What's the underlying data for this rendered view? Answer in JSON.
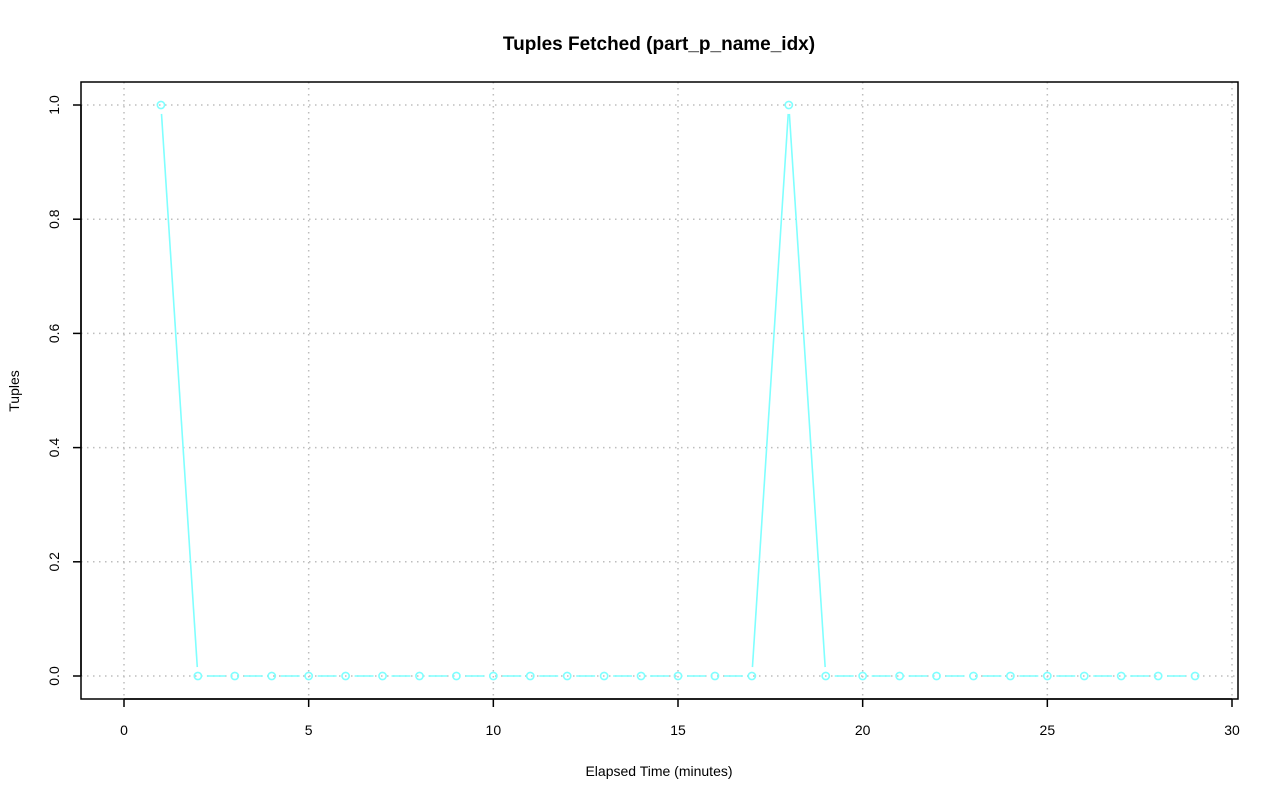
{
  "chart_data": {
    "type": "line",
    "title": "Tuples Fetched (part_p_name_idx)",
    "xlabel": "Elapsed Time (minutes)",
    "ylabel": "Tuples",
    "xlim": [
      0,
      30
    ],
    "ylim": [
      0.0,
      1.0
    ],
    "x_ticks": [
      0,
      5,
      10,
      15,
      20,
      25,
      30
    ],
    "y_ticks": [
      "0.0",
      "0.2",
      "0.4",
      "0.6",
      "0.8",
      "1.0"
    ],
    "grid": true,
    "series": [
      {
        "color": "#7fffff",
        "marker": "open-circle",
        "x": [
          1,
          2,
          3,
          4,
          5,
          6,
          7,
          8,
          9,
          10,
          11,
          12,
          13,
          14,
          15,
          16,
          17,
          18,
          19,
          20,
          21,
          22,
          23,
          24,
          25,
          26,
          27,
          28,
          29
        ],
        "y": [
          1,
          0,
          0,
          0,
          0,
          0,
          0,
          0,
          0,
          0,
          0,
          0,
          0,
          0,
          0,
          0,
          0,
          1,
          0,
          0,
          0,
          0,
          0,
          0,
          0,
          0,
          0,
          0,
          0
        ]
      }
    ]
  }
}
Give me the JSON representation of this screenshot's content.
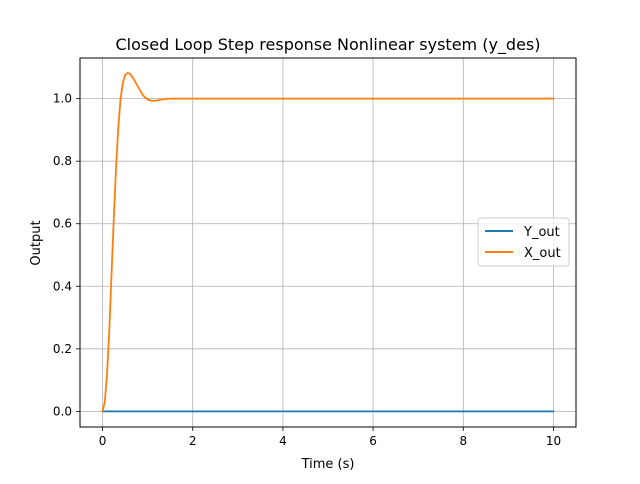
•••••
WHAT THE TASK REQUIRES: Find the string "JSON" in the entries above and return each line that holds it.

SOLUTION TO THIS TASK:
What's the underlying data for this rendered view? Answer in JSON.
Give me the JSON representation of this screenshot's content.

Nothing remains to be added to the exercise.